[BEGIN RECORD SET]

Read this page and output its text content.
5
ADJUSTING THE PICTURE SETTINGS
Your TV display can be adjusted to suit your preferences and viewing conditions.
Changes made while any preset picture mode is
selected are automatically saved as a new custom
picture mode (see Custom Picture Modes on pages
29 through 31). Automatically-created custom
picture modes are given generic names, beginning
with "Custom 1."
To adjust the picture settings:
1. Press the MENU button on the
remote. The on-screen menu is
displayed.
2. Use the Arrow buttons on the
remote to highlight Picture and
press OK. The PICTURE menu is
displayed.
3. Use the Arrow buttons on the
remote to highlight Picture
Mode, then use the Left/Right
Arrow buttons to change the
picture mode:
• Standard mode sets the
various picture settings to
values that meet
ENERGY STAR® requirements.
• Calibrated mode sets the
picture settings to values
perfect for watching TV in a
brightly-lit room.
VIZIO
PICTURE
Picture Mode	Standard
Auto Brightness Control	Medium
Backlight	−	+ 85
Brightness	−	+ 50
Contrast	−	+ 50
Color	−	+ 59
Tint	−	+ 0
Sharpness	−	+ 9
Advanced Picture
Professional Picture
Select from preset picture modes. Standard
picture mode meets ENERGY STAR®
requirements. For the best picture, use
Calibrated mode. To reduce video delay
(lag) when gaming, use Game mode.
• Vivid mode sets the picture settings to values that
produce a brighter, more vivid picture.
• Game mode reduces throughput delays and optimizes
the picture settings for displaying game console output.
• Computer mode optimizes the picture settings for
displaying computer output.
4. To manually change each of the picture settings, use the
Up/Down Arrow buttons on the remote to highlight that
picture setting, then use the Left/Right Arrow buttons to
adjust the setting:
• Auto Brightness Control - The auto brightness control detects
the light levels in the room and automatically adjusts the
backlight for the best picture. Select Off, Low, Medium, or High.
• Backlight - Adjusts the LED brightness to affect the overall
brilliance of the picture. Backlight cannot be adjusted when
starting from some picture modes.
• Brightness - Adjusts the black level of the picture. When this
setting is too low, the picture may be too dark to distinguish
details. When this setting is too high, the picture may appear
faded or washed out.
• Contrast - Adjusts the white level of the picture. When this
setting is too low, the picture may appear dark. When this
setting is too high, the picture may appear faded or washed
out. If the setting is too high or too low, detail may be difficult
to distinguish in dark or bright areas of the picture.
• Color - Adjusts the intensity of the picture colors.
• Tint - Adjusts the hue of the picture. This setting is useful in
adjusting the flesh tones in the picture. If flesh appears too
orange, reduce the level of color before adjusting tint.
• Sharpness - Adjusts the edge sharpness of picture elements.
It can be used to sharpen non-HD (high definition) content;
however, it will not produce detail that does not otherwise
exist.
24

[END RECORD SET]

WHAT YOU HAVE TO DO
Make a verbatim copy of every entry shown above.

WORKED ANSWER
Read this page and output its text content.
5
ADJUSTING THE PICTURE SETTINGS
Your TV display can be adjusted to suit your preferences and viewing conditions.
Changes made while any preset picture mode is
selected are automatically saved as a new custom
picture mode (see Custom Picture Modes on pages
29 through 31). Automatically-created custom
picture modes are given generic names, beginning
with "Custom 1."
To adjust the picture settings:
1. Press the MENU button on the
remote. The on-screen menu is
displayed.
2. Use the Arrow buttons on the
remote to highlight Picture and
press OK. The PICTURE menu is
displayed.
3. Use the Arrow buttons on the
remote to highlight Picture
Mode, then use the Left/Right
Arrow buttons to change the
picture mode:
• Standard mode sets the
various picture settings to
values that meet
ENERGY STAR® requirements.
• Calibrated mode sets the
picture settings to values
perfect for watching TV in a
brightly-lit room.
VIZIO
PICTURE
Picture Mode	Standard
Auto Brightness Control	Medium
Backlight	−	+ 85
Brightness	−	+ 50
Contrast	−	+ 50
Color	−	+ 59
Tint	−	+ 0
Sharpness	−	+ 9
Advanced Picture
Professional Picture
Select from preset picture modes. Standard
picture mode meets ENERGY STAR®
requirements. For the best picture, use
Calibrated mode. To reduce video delay
(lag) when gaming, use Game mode.
• Vivid mode sets the picture settings to values that
produce a brighter, more vivid picture.
• Game mode reduces throughput delays and optimizes
the picture settings for displaying game console output.
• Computer mode optimizes the picture settings for
displaying computer output.
4. To manually change each of the picture settings, use the
Up/Down Arrow buttons on the remote to highlight that
picture setting, then use the Left/Right Arrow buttons to
adjust the setting:
• Auto Brightness Control - The auto brightness control detects
the light levels in the room and automatically adjusts the
backlight for the best picture. Select Off, Low, Medium, or High.
• Backlight - Adjusts the LED brightness to affect the overall
brilliance of the picture. Backlight cannot be adjusted when
starting from some picture modes.
• Brightness - Adjusts the black level of the picture. When this
setting is too low, the picture may be too dark to distinguish
details. When this setting is too high, the picture may appear
faded or washed out.
• Contrast - Adjusts the white level of the picture. When this
setting is too low, the picture may appear dark. When this
setting is too high, the picture may appear faded or washed
out. If the setting is too high or too low, detail may be difficult
to distinguish in dark or bright areas of the picture.
• Color - Adjusts the intensity of the picture colors.
• Tint - Adjusts the hue of the picture. This setting is useful in
adjusting the flesh tones in the picture. If flesh appears too
orange, reduce the level of color before adjusting tint.
• Sharpness - Adjusts the edge sharpness of picture elements.
It can be used to sharpen non-HD (high definition) content;
however, it will not produce detail that does not otherwise
exist.
24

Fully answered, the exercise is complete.